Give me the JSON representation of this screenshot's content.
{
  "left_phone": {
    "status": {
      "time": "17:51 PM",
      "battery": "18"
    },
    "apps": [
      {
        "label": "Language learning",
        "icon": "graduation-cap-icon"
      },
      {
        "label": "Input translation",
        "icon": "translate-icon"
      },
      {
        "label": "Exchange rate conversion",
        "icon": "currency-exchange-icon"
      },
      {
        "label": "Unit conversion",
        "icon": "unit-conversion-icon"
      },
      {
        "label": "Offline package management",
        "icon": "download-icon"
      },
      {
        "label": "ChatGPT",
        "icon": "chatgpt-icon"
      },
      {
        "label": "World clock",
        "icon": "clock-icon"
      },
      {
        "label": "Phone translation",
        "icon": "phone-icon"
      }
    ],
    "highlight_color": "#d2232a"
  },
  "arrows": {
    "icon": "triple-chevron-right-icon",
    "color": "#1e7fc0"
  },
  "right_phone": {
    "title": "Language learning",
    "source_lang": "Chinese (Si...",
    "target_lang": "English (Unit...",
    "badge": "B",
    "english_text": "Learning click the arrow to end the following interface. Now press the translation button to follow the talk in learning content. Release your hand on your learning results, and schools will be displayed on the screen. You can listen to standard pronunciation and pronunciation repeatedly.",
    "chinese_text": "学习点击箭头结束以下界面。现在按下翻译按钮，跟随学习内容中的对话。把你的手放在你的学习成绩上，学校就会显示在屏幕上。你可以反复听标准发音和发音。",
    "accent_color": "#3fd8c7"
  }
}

══════

GIVEN INSTRUCTION:
Above are records; say how many of their lines contain the word "Language", giving only the number.

RESPONSE TO THE TASK:
2